**Text:**
Abaddon and the Blood Shield come in for Blightlords, but I forget to double charge with the big man and so Greg can pull him out of combat, setting him as not charging with the Foul Blightspawn and leaving him flapping in the breeze. I base the Plaguecaster, though, to make sure I’m not getting smitten, and a Stalker cleans up the Deathshroud. Abaddon pretty clearly needs to die, and so Greg loads his kitchen sink up with assorted disgusting fluids and prepares to launch it at me. The Plague Skull does 3, but Greg forgets Look Out Sir, meaning that the Blightspawn (and indeed everything else) can’t shoot Abaddon. The Blightspawn instead shoots a Stalker, who promptly dies, explodes, and does 3 to me anyway. Sigh. Abaddon starts the fight phase on 1, tanks the Lord of Contagion, but an Eruption of Filth picks up both him and the Blood Shield Karnivore (who had at least finished the Blightlords). Good shit. (literally -editwench)  At this point, though, the Harbinger Clock says that it’s no-obsec time so I can simply tag objectives, minimise Bring it Down losses and hold on to an early lead that Greg can’t turn around. The game ends at 87-78, a win that I had to work much harder for than I expected.

Thoughts

Well, I felt like I was rolling through treacle that game, but we brought it back in the end. Greg was a great opponent and played really well, going on to finish 43rd at 3-2.

Mission 2 results

Game 3 – Necrons on Death and Zeal

Opponent’s List – Jack Copperwaite – Novokh

A fast Novokh list but not a particularly destructive one, running two big Warrior blocks.

Army List - Click to Expand

5 CP starting

Supreme Command

The Silent King, The Triarch’s Will

HQ

Catacomb Command Barge, Gauss Cannon, Blood Scythe, Enduring Will

Chronomancer, Veil of Darkness

Illuminator Szeras

Troops

5 Immortals

2×20 Warriors, Gauss Reapers

Elites

2×5 Skorpekh Destroyers, 1 Reap Blade each

Fast Attack

5 Canoptek Wraiths

Heavy Support

2 Lokhust Heavy Destroyers, Gauss Destructors

1 Lokhust Heavy Destroyer, Gauss Destructor

Deployment

He gives up No Prisoners, and Tyranny is still auto-take, but my third is hard. I opt for A Fitting Challenge, which I’m really trying to test this weekend (it’s the two warrior units and the King, all models that need to play the game). He takes Bring it Down, Treasure of Aeons and Purge the Vermin. I hate how good Necron secondaries are.

**Task to complete:**
Answer these questions from the battle report.
(a) What was the final score of the game against Greg?
(b) What place did Greg finish in, and with what record?
(c) How many command points does Jack Copperwaite's list start with?

**Information provided:**
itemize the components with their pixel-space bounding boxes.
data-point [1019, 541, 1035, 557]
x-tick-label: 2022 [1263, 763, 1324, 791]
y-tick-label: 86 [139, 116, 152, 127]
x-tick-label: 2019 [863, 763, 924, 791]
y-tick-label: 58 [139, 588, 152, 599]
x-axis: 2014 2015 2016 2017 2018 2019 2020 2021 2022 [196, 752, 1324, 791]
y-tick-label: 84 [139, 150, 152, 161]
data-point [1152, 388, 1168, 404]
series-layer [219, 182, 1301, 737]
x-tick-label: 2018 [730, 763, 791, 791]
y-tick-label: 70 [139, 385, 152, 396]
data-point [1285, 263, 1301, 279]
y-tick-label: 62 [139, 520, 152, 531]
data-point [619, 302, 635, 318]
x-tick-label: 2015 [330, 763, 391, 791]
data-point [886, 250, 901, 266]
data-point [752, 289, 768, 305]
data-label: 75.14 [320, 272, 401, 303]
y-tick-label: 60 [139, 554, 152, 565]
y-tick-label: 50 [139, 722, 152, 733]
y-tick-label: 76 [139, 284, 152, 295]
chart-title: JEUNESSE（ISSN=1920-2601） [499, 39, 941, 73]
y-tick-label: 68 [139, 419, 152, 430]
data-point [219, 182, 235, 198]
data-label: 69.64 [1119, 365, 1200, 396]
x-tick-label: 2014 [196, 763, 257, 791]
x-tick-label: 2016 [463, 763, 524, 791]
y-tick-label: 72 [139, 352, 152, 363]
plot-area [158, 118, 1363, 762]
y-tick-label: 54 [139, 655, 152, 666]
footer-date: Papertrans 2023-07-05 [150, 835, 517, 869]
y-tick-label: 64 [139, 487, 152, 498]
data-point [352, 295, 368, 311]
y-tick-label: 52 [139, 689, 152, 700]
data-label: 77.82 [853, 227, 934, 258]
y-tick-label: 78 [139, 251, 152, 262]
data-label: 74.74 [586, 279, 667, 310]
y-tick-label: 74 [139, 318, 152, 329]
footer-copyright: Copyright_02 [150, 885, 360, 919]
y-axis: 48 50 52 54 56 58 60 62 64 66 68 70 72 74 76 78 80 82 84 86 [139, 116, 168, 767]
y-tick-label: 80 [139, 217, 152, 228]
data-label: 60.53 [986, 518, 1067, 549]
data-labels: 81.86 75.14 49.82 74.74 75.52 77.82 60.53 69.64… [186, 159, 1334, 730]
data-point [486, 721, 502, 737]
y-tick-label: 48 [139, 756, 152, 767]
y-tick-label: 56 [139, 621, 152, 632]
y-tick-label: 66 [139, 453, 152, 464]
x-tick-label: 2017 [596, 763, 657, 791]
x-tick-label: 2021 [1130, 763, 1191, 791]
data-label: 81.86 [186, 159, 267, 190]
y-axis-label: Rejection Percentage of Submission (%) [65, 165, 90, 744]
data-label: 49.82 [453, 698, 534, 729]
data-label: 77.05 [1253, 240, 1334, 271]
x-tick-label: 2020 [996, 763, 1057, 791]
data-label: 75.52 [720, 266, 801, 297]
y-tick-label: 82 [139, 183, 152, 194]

**Response below:**
(a) 87-78
(b) 43rd, at 3-2
(c) 5